## What the task requires
Return every record exactly as written.

※ ※ ※

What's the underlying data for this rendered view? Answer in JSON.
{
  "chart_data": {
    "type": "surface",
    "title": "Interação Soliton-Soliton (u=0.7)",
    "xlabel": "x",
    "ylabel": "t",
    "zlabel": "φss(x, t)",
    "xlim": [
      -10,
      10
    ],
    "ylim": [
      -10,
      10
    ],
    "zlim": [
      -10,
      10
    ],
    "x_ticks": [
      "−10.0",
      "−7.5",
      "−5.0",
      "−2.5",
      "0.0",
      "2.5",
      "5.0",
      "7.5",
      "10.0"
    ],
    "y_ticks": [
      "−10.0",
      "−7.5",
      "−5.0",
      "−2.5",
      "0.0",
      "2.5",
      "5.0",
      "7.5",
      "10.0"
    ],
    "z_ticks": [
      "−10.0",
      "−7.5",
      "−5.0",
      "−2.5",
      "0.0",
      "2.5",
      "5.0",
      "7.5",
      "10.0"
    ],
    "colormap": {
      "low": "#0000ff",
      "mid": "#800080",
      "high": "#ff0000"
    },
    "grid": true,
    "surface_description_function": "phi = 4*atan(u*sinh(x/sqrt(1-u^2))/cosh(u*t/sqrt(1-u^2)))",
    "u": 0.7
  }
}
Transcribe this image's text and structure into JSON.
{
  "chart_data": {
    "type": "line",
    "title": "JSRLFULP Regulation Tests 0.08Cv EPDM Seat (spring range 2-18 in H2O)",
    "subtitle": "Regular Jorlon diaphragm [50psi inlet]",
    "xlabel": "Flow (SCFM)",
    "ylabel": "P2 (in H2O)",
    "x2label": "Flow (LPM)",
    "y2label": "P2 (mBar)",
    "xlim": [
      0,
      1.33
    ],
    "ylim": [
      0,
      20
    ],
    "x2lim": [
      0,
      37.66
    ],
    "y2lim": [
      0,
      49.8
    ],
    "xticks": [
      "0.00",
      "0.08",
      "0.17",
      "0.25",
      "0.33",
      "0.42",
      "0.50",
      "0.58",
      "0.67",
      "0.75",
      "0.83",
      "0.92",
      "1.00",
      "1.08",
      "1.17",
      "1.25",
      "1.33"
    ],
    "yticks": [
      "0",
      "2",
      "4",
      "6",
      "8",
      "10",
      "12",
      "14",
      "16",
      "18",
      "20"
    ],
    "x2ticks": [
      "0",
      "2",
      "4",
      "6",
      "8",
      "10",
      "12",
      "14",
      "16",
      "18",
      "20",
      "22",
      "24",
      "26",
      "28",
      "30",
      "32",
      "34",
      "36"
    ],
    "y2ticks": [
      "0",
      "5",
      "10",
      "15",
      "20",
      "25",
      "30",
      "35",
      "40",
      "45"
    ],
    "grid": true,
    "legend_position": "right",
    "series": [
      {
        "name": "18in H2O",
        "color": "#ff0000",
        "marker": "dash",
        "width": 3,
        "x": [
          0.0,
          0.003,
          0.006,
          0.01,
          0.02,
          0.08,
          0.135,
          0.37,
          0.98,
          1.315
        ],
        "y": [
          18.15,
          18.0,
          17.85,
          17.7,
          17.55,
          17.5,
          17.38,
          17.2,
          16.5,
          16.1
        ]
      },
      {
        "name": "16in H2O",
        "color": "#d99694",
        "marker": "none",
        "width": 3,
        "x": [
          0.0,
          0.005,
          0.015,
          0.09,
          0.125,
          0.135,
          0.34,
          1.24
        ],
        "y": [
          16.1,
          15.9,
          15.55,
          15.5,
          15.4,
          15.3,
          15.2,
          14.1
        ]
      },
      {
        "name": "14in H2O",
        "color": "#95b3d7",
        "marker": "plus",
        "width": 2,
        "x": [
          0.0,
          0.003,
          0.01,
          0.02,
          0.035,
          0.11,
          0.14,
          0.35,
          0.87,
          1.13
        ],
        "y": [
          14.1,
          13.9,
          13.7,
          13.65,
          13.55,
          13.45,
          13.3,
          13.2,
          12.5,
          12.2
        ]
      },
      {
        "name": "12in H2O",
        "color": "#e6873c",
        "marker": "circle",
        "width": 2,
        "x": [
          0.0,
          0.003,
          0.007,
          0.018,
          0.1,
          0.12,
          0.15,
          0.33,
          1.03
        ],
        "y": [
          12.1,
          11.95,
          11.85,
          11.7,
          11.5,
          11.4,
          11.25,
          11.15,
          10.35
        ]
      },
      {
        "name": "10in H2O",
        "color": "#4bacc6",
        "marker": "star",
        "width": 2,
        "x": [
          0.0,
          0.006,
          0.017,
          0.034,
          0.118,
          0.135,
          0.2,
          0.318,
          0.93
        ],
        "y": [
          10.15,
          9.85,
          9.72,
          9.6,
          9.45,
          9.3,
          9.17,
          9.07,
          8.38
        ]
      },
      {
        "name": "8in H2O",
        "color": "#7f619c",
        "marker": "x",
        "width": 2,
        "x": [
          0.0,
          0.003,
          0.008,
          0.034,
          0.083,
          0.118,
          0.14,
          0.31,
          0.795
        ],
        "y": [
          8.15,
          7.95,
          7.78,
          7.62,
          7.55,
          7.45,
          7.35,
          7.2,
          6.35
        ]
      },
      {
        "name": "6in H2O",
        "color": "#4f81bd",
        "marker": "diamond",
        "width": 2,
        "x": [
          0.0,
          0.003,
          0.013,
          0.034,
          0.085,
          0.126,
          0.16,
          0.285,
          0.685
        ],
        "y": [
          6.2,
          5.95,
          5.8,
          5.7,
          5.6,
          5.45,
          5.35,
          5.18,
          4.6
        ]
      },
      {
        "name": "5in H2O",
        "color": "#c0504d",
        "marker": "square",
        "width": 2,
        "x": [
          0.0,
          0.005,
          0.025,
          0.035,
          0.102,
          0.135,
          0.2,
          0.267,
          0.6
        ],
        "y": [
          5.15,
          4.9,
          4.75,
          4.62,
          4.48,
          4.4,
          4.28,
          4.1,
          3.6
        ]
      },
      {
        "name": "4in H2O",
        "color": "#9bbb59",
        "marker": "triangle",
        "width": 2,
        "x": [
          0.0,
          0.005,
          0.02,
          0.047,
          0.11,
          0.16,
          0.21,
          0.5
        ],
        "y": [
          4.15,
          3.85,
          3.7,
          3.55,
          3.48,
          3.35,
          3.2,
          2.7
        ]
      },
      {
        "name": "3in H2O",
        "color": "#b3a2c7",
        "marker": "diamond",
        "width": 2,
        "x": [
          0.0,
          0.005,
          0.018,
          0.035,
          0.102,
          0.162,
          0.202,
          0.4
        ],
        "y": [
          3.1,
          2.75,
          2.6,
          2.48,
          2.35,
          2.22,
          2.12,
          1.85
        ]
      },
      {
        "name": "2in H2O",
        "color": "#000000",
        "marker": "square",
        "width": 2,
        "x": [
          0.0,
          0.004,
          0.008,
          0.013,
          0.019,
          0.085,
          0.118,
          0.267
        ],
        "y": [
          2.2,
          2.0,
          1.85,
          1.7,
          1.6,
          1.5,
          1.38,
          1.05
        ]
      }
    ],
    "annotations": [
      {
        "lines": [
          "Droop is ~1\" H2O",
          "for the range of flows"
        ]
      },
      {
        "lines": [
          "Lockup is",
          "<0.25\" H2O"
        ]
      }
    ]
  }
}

※ ※ ※

## Full output
What's the underlying data for this rendered view? Answer in JSON.
{
  "chart_data": {
    "type": "surface",
    "title": "Interação Soliton-Soliton (u=0.7)",
    "xlabel": "x",
    "ylabel": "t",
    "zlabel": "φss(x, t)",
    "xlim": [
      -10,
      10
    ],
    "ylim": [
      -10,
      10
    ],
    "zlim": [
      -10,
      10
    ],
    "x_ticks": [
      "−10.0",
      "−7.5",
      "−5.0",
      "−2.5",
      "0.0",
      "2.5",
      "5.0",
      "7.5",
      "10.0"
    ],
    "y_ticks": [
      "−10.0",
      "−7.5",
      "−5.0",
      "−2.5",
      "0.0",
      "2.5",
      "5.0",
      "7.5",
      "10.0"
    ],
    "z_ticks": [
      "−10.0",
      "−7.5",
      "−5.0",
      "−2.5",
      "0.0",
      "2.5",
      "5.0",
      "7.5",
      "10.0"
    ],
    "colormap": {
      "low": "#0000ff",
      "mid": "#800080",
      "high": "#ff0000"
    },
    "grid": true,
    "surface_description_function": "phi = 4*atan(u*sinh(x/sqrt(1-u^2))/cosh(u*t/sqrt(1-u^2)))",
    "u": 0.7
  }
}
Transcribe this image's text and structure into JSON.
{
  "chart_data": {
    "type": "line",
    "title": "JSRLFULP Regulation Tests 0.08Cv EPDM Seat (spring range 2-18 in H2O)",
    "subtitle": "Regular Jorlon diaphragm [50psi inlet]",
    "xlabel": "Flow (SCFM)",
    "ylabel": "P2 (in H2O)",
    "x2label": "Flow (LPM)",
    "y2label": "P2 (mBar)",
    "xlim": [
      0,
      1.33
    ],
    "ylim": [
      0,
      20
    ],
    "x2lim": [
      0,
      37.66
    ],
    "y2lim": [
      0,
      49.8
    ],
    "xticks": [
      "0.00",
      "0.08",
      "0.17",
      "0.25",
      "0.33",
      "0.42",
      "0.50",
      "0.58",
      "0.67",
      "0.75",
      "0.83",
      "0.92",
      "1.00",
      "1.08",
      "1.17",
      "1.25",
      "1.33"
    ],
    "yticks": [
      "0",
      "2",
      "4",
      "6",
      "8",
      "10",
      "12",
      "14",
      "16",
      "18",
      "20"
    ],
    "x2ticks": [
      "0",
      "2",
      "4",
      "6",
      "8",
      "10",
      "12",
      "14",
      "16",
      "18",
      "20",
      "22",
      "24",
      "26",
      "28",
      "30",
      "32",
      "34",
      "36"
    ],
    "y2ticks": [
      "0",
      "5",
      "10",
      "15",
      "20",
      "25",
      "30",
      "35",
      "40",
      "45"
    ],
    "grid": true,
    "legend_position": "right",
    "series": [
      {
        "name": "18in H2O",
        "color": "#ff0000",
        "marker": "dash",
        "width": 3,
        "x": [
          0.0,
          0.003,
          0.006,
          0.01,
          0.02,
          0.08,
          0.135,
          0.37,
          0.98,
          1.315
        ],
        "y": [
          18.15,
          18.0,
          17.85,
          17.7,
          17.55,
          17.5,
          17.38,
          17.2,
          16.5,
          16.1
        ]
      },
      {
        "name": "16in H2O",
        "color": "#d99694",
        "marker": "none",
        "width": 3,
        "x": [
          0.0,
          0.005,
          0.015,
          0.09,
          0.125,
          0.135,
          0.34,
          1.24
        ],
        "y": [
          16.1,
          15.9,
          15.55,
          15.5,
          15.4,
          15.3,
          15.2,
          14.1
        ]
      },
      {
        "name": "14in H2O",
        "color": "#95b3d7",
        "marker": "plus",
        "width": 2,
        "x": [
          0.0,
          0.003,
          0.01,
          0.02,
          0.035,
          0.11,
          0.14,
          0.35,
          0.87,
          1.13
        ],
        "y": [
          14.1,
          13.9,
          13.7,
          13.65,
          13.55,
          13.45,
          13.3,
          13.2,
          12.5,
          12.2
        ]
      },
      {
        "name": "12in H2O",
        "color": "#e6873c",
        "marker": "circle",
        "width": 2,
        "x": [
          0.0,
          0.003,
          0.007,
          0.018,
          0.1,
          0.12,
          0.15,
          0.33,
          1.03
        ],
        "y": [
          12.1,
          11.95,
          11.85,
          11.7,
          11.5,
          11.4,
          11.25,
          11.15,
          10.35
        ]
      },
      {
        "name": "10in H2O",
        "color": "#4bacc6",
        "marker": "star",
        "width": 2,
        "x": [
          0.0,
          0.006,
          0.017,
          0.034,
          0.118,
          0.135,
          0.2,
          0.318,
          0.93
        ],
        "y": [
          10.15,
          9.85,
          9.72,
          9.6,
          9.45,
          9.3,
          9.17,
          9.07,
          8.38
        ]
      },
      {
        "name": "8in H2O",
        "color": "#7f619c",
        "marker": "x",
        "width": 2,
        "x": [
          0.0,
          0.003,
          0.008,
          0.034,
          0.083,
          0.118,
          0.14,
          0.31,
          0.795
        ],
        "y": [
          8.15,
          7.95,
          7.78,
          7.62,
          7.55,
          7.45,
          7.35,
          7.2,
          6.35
        ]
      },
      {
        "name": "6in H2O",
        "color": "#4f81bd",
        "marker": "diamond",
        "width": 2,
        "x": [
          0.0,
          0.003,
          0.013,
          0.034,
          0.085,
          0.126,
          0.16,
          0.285,
          0.685
        ],
        "y": [
          6.2,
          5.95,
          5.8,
          5.7,
          5.6,
          5.45,
          5.35,
          5.18,
          4.6
        ]
      },
      {
        "name": "5in H2O",
        "color": "#c0504d",
        "marker": "square",
        "width": 2,
        "x": [
          0.0,
          0.005,
          0.025,
          0.035,
          0.102,
          0.135,
          0.2,
          0.267,
          0.6
        ],
        "y": [
          5.15,
          4.9,
          4.75,
          4.62,
          4.48,
          4.4,
          4.28,
          4.1,
          3.6
        ]
      },
      {
        "name": "4in H2O",
        "color": "#9bbb59",
        "marker": "triangle",
        "width": 2,
        "x": [
          0.0,
          0.005,
          0.02,
          0.047,
          0.11,
          0.16,
          0.21,
          0.5
        ],
        "y": [
          4.15,
          3.85,
          3.7,
          3.55,
          3.48,
          3.35,
          3.2,
          2.7
        ]
      },
      {
        "name": "3in H2O",
        "color": "#b3a2c7",
        "marker": "diamond",
        "width": 2,
        "x": [
          0.0,
          0.005,
          0.018,
          0.035,
          0.102,
          0.162,
          0.202,
          0.4
        ],
        "y": [
          3.1,
          2.75,
          2.6,
          2.48,
          2.35,
          2.22,
          2.12,
          1.85
        ]
      },
      {
        "name": "2in H2O",
        "color": "#000000",
        "marker": "square",
        "width": 2,
        "x": [
          0.0,
          0.004,
          0.008,
          0.013,
          0.019,
          0.085,
          0.118,
          0.267
        ],
        "y": [
          2.2,
          2.0,
          1.85,
          1.7,
          1.6,
          1.5,
          1.38,
          1.05
        ]
      }
    ],
    "annotations": [
      {
        "lines": [
          "Droop is ~1\" H2O",
          "for the range of flows"
        ]
      },
      {
        "lines": [
          "Lockup is",
          "<0.25\" H2O"
        ]
      }
    ]
  }
}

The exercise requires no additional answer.